# [What to produce]
Records follow. Pull out every line that contains "Деятельность".

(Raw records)

_ _ _ _ _ _ _

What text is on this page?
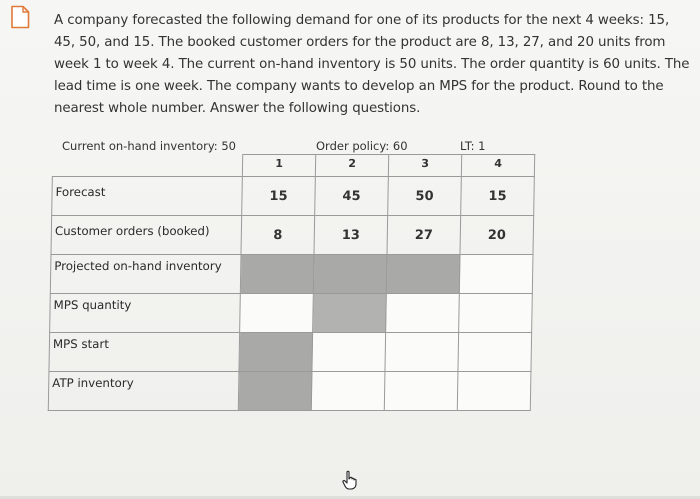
A company forecasted the following demand for one of its products for the next 4 weeks: 15, 45, 50, and 15. The booked customer orders for the product are 8, 13, 27, and 20 units from week 1 to week 4. The current on-hand inventory is 50 units. The order quantity is 60 units. The lead time is one week. The company wants to develop an MPS for the product. Round to the nearest whole number. Answer the following questions.
Current on-hand inventory: 50	Order policy: 60	LT: 1
	1	2	3	4
Forecast	15	45	50	15
Customer orders (booked)	8	13	27	20
Projected on-hand inventory				
MPS quantity				
MPS start				
ATP inventory				
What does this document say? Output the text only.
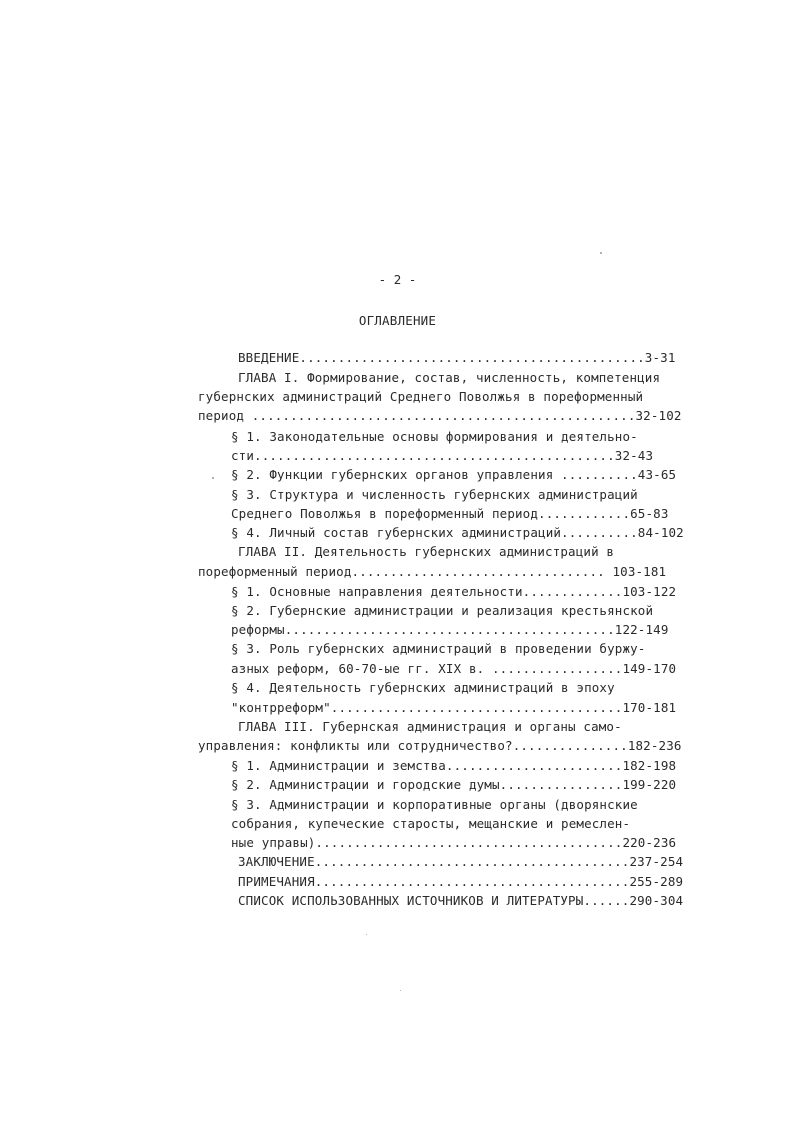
- 2 -
ОГЛАВЛЕНИЕ
ВВЕДЕНИЕ.............................................3-31
ГЛАВА I. Формирование, состав, численность, компетенция
губернских администраций Среднего Поволжья в пореформенный
период ..................................................32-102
§ 1. Законодательные основы формирования и деятельно-
сти...............................................32-43
§ 2. Функции губернских органов управления ..........43-65
§ 3. Структура и численность губернских администраций
Среднего Поволжья в пореформенный период............65-83
§ 4. Личный состав губернских администраций..........84-102
ГЛАВА II. Деятельность губернских администраций в
пореформенный период................................. 103-181
§ 1. Основные направления деятельности.............103-122
§ 2. Губернские администрации и реализация крестьянской
реформы...........................................122-149
§ 3. Роль губернских администраций в проведении буржу-
азных реформ, 60-70-ые гг. XIX в. .................149-170
§ 4. Деятельность губернских администраций в эпоху
"контрреформ"......................................170-181
ГЛАВА III. Губернская администрация и органы само-
управления: конфликты или сотрудничество?...............182-236
§ 1. Администрации и земства.......................182-198
§ 2. Администрации и городские думы................199-220
§ 3. Администрации и корпоративные органы (дворянские
собрания, купеческие старосты, мещанские и ремеслен-
ные управы)........................................220-236
ЗАКЛЮЧЕНИЕ.........................................237-254
ПРИМЕЧАНИЯ.........................................255-289
СПИСОК ИСПОЛЬЗОВАННЫХ ИСТОЧНИКОВ И ЛИТЕРАТУРЫ......290-304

_ _ _ _ _ _ _

# [The response]
ГЛАВА II. Деятельность губернских администраций в
§ 4. Деятельность губернских администраций в эпоху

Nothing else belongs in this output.